### Exercise material:
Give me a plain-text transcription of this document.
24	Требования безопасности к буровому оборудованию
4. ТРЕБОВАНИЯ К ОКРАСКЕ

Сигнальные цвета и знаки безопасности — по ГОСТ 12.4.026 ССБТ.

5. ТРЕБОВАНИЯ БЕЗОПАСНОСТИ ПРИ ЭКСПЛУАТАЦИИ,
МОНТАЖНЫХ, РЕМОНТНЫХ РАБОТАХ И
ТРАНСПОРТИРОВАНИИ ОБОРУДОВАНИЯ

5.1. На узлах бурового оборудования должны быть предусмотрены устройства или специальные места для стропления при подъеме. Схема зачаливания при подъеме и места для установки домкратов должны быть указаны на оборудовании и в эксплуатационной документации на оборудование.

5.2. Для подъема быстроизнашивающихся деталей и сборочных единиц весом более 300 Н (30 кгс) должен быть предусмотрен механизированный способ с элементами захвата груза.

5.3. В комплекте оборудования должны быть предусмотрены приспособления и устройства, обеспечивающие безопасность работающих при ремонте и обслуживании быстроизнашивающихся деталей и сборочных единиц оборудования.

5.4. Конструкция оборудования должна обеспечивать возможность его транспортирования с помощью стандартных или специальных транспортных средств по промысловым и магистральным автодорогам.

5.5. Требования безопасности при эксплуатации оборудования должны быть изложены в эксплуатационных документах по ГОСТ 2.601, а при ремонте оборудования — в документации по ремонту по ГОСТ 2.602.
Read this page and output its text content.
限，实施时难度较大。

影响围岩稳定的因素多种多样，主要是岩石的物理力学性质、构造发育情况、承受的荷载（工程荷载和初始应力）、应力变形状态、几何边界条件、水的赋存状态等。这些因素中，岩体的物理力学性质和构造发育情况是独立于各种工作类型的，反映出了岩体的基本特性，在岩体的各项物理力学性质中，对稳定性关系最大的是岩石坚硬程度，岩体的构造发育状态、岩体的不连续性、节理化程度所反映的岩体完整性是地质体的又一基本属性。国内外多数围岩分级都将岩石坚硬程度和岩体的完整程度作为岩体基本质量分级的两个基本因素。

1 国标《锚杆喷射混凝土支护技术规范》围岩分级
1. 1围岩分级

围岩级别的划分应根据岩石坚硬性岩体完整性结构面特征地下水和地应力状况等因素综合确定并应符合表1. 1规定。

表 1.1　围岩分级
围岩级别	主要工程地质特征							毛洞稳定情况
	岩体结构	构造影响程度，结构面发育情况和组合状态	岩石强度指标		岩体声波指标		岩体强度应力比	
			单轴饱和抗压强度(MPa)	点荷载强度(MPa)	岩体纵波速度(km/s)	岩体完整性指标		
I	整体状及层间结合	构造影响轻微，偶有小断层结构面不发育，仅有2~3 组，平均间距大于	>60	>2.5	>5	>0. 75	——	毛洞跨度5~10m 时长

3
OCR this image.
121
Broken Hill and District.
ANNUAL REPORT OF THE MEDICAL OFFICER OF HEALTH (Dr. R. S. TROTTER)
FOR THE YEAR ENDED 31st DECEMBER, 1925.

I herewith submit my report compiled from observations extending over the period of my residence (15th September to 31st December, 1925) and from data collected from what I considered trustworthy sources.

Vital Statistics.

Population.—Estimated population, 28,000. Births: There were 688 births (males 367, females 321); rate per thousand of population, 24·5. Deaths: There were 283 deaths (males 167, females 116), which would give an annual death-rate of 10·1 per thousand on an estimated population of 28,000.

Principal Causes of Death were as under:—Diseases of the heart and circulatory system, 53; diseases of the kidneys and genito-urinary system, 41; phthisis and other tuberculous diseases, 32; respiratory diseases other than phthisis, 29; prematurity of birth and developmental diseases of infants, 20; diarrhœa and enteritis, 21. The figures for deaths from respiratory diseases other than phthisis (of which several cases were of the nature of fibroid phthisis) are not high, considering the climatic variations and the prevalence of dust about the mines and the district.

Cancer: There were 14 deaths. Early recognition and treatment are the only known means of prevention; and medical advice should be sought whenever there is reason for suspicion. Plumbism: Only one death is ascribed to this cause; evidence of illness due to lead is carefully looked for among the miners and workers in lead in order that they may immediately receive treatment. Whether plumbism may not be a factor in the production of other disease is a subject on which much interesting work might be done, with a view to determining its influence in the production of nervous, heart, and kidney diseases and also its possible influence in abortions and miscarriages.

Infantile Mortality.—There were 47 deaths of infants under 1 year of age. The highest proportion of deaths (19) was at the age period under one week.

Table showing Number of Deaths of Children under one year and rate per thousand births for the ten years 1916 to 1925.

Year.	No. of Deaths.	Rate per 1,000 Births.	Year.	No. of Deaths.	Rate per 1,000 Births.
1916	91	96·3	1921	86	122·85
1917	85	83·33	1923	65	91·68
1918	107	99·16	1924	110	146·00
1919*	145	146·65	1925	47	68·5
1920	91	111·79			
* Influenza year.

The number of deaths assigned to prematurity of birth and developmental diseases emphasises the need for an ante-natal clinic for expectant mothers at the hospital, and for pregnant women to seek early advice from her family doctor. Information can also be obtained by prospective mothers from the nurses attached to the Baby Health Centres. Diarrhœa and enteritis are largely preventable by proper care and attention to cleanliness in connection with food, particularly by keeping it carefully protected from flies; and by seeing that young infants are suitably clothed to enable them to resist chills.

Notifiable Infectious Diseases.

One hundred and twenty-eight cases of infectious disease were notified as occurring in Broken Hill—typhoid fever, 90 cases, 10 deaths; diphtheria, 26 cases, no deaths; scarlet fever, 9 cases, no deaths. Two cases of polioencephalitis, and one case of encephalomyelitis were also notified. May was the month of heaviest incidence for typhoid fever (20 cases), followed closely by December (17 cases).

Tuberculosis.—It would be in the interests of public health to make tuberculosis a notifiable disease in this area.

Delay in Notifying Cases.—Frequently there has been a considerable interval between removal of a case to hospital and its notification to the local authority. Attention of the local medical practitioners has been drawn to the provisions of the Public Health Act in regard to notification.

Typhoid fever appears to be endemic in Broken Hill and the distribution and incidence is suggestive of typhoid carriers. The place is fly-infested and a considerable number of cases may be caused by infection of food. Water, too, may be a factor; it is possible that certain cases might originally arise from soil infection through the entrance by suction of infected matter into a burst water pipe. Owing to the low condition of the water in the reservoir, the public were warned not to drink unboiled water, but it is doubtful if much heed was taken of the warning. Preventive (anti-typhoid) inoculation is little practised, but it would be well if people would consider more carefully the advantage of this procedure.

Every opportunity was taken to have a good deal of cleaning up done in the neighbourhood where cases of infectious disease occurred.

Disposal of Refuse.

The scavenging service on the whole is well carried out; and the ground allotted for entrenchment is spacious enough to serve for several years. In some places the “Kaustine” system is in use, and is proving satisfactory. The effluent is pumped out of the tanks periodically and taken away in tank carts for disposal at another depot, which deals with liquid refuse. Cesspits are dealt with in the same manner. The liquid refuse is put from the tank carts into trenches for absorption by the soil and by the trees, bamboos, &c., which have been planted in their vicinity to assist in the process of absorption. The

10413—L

### Work instructions:
Copy every line above that holds the word "ГОСТ".

### Task answer:
Сигнальные цвета и знаки безопасности — по ГОСТ 12.4.026 ССБТ.
5.5. Требования безопасности при эксплуатации оборудования должны быть изложены в эксплуатационных документах по ГОСТ 2.601, а при ремонте оборудования — в документации по ремонту по ГОСТ 2.602.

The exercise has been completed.